YOUR GOAL –
Where a line contains the string "إنما", copy that line.

[Start of PROVIDED INFORMATION]

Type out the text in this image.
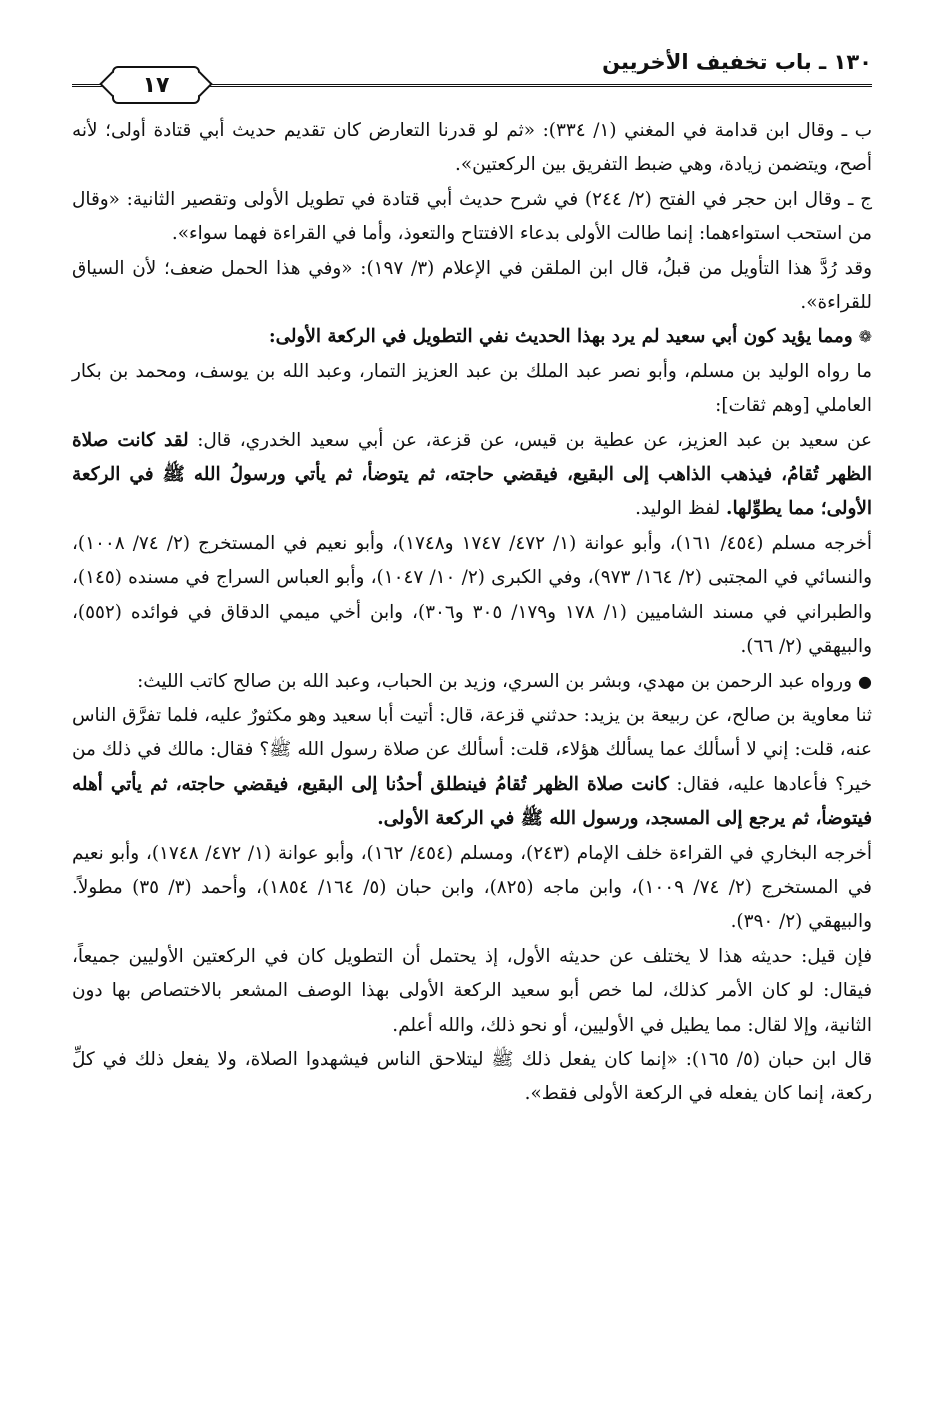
١٣٠ ـ باب تخفيف الأخريين
١٧

ب ـ وقال ابن قدامة في المغني (١/ ٣٣٤): «ثم لو قدرنا التعارض كان تقديم حديث أبي قتادة أولى؛ لأنه أصح، ويتضمن زيادة، وهي ضبط التفريق بين الركعتين».

ج ـ وقال ابن حجر في الفتح (٢/ ٢٤٤) في شرح حديث أبي قتادة في تطويل الأولى وتقصير الثانية: «وقال من استحب استواءهما: إنما طالت الأولى بدعاء الافتتاح والتعوذ، وأما في القراءة فهما سواء».

وقد رُدَّ هذا التأويل من قبلُ، قال ابن الملقن في الإعلام (٣/ ١٩٧): «وفي هذا الحمل ضعف؛ لأن السياق للقراءة».

❁ومما يؤيد كون أبي سعيد لم يرد بهذا الحديث نفي التطويل في الركعة الأولى:

ما رواه الوليد بن مسلم، وأبو نصر عبد الملك بن عبد العزيز التمار، وعبد الله بن يوسف، ومحمد بن بكار العاملي [وهم ثقات]:

عن سعيد بن عبد العزيز، عن عطية بن قيس، عن قزعة، عن أبي سعيد الخدري، قال: لقد كانت صلاة الظهر تُقامُ، فيذهب الذاهب إلى البقيع، فيقضي حاجته، ثم يتوضأ، ثم يأتي ورسولُ الله ﷺ في الركعة الأولى؛ مما يطوِّلها. لفظ الوليد.

أخرجه مسلم (٤٥٤/ ١٦١)، وأبو عوانة (١/ ٤٧٢/ ١٧٤٧ و١٧٤٨)، وأبو نعيم في المستخرج (٢/ ٧٤/ ١٠٠٨)، والنسائي في المجتبى (٢/ ١٦٤/ ٩٧٣)، وفي الكبرى (٢/ ١٠/ ١٠٤٧)، وأبو العباس السراج في مسنده (١٤٥)، والطبراني في مسند الشاميين (١/ ١٧٨ و١٧٩/ ٣٠٥ و٣٠٦)، وابن أخي ميمي الدقاق في فوائده (٥٥٢)، والبيهقي (٢/ ٦٦).

●ورواه عبد الرحمن بن مهدي، وبشر بن السري، وزيد بن الحباب، وعبد الله بن صالح كاتب الليث:

ثنا معاوية بن صالح، عن ربيعة بن يزيد: حدثني قزعة، قال: أتيت أبا سعيد وهو مكثورٌ عليه، فلما تفرَّق الناس عنه، قلت: إني لا أسألك عما يسألك هؤلاء، قلت: أسألك عن صلاة رسول الله ﷺ؟ فقال: مالك في ذلك من خير؟ فأعادها عليه، فقال: كانت صلاة الظهر تُقامُ فينطلق أحدُنا إلى البقيع، فيقضي حاجته، ثم يأتي أهله فيتوضأ، ثم يرجع إلى المسجد، ورسول الله ﷺ في الركعة الأولى.

أخرجه البخاري في القراءة خلف الإمام (٢٤٣)، ومسلم (٤٥٤/ ١٦٢)، وأبو عوانة (١/ ٤٧٢/ ١٧٤٨)، وأبو نعيم في المستخرج (٢/ ٧٤/ ١٠٠٩)، وابن ماجه (٨٢٥)، وابن حبان (٥/ ١٦٤/ ١٨٥٤)، وأحمد (٣/ ٣٥) مطولاً. والبيهقي (٢/ ٣٩٠).

فإن قيل: حديثه هذا لا يختلف عن حديثه الأول، إذ يحتمل أن التطويل كان في الركعتين الأوليين جميعاً، فيقال: لو كان الأمر كذلك، لما خص أبو سعيد الركعة الأولى بهذا الوصف المشعر بالاختصاص بها دون الثانية، وإلا لقال: مما يطيل في الأوليين، أو نحو ذلك، والله أعلم.

قال ابن حبان (٥/ ١٦٥): «إنما كان يفعل ذلك ﷺ ليتلاحق الناس فيشهدوا الصلاة، ولا يفعل ذلك في كلِّ ركعة، إنما كان يفعله في الركعة الأولى فقط».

[End of PROVIDED INFORMATION]

EXERCISE RESULT –
ج ـ وقال ابن حجر في الفتح (٢/ ٢٤٤) في شرح حديث أبي قتادة في تطويل الأولى وتقصير الثانية: «وقال من استحب استواءهما: إنما طالت الأولى بدعاء الافتتاح والتعوذ، وأما في القراءة فهما سواء».
قال ابن حبان (٥/ ١٦٥): «إنما كان يفعل ذلك ﷺ ليتلاحق الناس فيشهدوا الصلاة، ولا يفعل ذلك في كلِّ ركعة، إنما كان يفعله في الركعة الأولى فقط».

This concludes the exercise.